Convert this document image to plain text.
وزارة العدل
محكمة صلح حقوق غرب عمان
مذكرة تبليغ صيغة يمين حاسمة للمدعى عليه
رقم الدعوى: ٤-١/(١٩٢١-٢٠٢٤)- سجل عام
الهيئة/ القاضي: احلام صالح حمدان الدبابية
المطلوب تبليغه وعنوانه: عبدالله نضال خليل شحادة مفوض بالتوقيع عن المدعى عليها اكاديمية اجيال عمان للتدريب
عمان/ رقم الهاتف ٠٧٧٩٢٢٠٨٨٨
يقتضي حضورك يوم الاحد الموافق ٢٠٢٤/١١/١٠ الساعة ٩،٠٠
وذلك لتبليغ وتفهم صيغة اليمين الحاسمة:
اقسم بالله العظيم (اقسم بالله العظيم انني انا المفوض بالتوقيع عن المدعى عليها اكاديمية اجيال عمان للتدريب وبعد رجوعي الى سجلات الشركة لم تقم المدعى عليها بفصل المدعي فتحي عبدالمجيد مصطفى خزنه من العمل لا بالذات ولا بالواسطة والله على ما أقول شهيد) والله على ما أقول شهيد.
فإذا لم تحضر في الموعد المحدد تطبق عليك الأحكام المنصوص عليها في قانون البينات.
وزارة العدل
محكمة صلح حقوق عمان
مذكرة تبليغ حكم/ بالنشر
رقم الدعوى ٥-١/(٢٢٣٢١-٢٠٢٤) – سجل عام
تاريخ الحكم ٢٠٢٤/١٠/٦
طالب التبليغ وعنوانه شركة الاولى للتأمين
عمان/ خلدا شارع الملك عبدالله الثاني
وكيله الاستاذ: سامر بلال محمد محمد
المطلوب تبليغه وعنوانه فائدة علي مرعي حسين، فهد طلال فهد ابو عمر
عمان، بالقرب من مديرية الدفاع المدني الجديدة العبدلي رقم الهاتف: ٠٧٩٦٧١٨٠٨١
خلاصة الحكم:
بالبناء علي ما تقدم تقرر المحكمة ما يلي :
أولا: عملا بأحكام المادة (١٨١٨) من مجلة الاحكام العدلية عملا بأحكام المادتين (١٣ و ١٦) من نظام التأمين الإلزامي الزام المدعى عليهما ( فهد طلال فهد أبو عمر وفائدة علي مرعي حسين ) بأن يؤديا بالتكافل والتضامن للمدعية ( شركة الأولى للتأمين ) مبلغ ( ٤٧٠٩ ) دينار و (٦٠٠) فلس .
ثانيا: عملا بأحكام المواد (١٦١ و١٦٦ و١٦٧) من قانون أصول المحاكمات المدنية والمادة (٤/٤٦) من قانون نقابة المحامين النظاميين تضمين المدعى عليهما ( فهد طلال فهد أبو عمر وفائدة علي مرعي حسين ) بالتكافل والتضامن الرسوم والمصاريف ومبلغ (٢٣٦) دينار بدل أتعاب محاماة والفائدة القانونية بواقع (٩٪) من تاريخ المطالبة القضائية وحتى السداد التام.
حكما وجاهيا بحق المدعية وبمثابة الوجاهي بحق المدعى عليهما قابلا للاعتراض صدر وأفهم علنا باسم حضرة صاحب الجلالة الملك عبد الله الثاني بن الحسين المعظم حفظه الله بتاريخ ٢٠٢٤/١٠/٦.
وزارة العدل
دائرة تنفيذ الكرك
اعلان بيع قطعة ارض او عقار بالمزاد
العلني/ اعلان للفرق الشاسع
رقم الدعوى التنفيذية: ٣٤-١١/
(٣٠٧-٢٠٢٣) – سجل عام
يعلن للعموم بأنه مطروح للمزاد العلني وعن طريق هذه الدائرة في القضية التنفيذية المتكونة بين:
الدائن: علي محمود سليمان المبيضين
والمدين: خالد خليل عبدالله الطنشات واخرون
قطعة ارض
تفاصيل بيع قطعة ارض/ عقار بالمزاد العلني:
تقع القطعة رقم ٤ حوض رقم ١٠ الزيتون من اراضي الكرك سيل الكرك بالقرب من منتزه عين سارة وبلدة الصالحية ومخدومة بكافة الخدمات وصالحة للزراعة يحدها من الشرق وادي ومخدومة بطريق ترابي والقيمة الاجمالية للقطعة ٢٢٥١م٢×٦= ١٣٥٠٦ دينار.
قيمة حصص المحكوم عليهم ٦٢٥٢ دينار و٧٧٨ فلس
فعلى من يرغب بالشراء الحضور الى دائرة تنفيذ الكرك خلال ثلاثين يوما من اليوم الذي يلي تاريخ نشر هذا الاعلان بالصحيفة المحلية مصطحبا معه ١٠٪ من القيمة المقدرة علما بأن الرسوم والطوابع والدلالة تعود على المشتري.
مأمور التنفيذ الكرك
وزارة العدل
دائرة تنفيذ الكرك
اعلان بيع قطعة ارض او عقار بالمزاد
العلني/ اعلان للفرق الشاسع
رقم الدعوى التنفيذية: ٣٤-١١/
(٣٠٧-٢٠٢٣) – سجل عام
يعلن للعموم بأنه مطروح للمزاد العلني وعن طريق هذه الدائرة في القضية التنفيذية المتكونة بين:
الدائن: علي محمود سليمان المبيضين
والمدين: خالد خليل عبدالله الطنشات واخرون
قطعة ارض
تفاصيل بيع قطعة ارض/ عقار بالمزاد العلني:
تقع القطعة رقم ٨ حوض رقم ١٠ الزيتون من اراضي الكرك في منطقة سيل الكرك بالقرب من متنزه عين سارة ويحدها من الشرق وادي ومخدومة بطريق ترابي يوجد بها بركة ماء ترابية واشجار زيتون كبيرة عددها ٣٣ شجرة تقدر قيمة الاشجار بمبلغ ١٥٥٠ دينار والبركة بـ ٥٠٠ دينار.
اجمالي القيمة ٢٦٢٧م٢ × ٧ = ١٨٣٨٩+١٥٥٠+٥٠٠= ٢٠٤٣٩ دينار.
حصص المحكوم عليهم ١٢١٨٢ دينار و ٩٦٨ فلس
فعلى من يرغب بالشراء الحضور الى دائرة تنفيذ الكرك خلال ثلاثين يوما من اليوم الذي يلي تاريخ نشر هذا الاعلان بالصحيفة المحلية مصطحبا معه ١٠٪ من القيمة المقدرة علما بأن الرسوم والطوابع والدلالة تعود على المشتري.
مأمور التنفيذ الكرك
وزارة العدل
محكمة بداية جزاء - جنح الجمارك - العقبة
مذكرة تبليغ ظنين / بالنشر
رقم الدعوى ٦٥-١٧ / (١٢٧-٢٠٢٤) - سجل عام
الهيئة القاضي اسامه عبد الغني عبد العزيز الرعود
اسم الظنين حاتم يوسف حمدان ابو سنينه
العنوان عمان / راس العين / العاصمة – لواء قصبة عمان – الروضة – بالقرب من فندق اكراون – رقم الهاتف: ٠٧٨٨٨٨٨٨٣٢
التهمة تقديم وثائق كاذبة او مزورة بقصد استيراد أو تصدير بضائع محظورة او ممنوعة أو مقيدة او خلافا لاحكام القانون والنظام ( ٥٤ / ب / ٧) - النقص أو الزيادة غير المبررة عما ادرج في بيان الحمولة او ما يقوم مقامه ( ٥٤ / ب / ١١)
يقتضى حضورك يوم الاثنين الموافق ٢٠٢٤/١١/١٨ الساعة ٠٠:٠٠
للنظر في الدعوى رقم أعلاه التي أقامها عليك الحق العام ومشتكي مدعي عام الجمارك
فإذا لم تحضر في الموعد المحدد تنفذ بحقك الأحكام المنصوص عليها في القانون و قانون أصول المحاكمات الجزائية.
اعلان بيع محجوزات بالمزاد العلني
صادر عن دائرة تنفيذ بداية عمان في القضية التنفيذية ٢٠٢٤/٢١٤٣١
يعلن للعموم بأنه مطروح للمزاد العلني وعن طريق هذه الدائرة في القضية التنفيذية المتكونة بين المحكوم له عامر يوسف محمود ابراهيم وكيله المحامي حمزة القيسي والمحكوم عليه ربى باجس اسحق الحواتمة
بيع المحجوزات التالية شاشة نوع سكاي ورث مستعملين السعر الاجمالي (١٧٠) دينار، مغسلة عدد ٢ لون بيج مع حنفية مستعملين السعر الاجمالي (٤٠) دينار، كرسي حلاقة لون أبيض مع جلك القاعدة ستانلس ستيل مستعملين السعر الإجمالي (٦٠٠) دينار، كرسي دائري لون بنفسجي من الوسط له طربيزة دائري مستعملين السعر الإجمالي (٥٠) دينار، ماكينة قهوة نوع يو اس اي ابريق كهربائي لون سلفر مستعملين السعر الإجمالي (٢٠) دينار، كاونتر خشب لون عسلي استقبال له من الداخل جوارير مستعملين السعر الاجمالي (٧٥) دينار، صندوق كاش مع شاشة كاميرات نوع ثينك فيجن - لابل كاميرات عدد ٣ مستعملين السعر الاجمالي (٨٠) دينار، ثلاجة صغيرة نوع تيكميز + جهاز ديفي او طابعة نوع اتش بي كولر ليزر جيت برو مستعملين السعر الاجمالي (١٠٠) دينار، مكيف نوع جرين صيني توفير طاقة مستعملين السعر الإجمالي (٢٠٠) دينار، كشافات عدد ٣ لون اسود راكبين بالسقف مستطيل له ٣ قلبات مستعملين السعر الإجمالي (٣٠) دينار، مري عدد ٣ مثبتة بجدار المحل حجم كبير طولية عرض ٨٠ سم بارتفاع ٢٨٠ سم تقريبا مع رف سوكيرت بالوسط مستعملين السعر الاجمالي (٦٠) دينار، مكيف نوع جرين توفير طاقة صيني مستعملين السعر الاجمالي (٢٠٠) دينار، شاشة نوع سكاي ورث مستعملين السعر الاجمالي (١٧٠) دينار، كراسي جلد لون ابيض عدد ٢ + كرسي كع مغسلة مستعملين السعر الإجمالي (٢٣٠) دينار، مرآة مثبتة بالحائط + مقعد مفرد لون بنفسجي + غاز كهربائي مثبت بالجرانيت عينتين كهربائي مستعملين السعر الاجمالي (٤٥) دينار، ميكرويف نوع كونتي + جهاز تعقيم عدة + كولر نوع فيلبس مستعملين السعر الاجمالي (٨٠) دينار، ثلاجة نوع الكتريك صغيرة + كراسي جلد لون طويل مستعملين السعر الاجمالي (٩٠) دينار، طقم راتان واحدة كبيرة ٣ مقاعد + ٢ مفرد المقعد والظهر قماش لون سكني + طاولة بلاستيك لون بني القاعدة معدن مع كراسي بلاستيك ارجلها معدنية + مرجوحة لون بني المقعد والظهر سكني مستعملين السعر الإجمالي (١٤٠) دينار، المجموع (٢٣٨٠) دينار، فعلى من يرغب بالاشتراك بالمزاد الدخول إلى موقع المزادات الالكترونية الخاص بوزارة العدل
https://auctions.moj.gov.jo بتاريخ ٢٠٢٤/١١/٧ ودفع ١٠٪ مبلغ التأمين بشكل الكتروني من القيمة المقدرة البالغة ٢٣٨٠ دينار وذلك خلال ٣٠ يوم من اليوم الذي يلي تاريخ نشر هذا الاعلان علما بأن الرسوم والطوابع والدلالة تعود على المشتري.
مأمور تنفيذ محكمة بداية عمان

---

Stated goal: Find how many of the lines above have the word "بتاريخ" in them. State only that number.

Worked solution: 2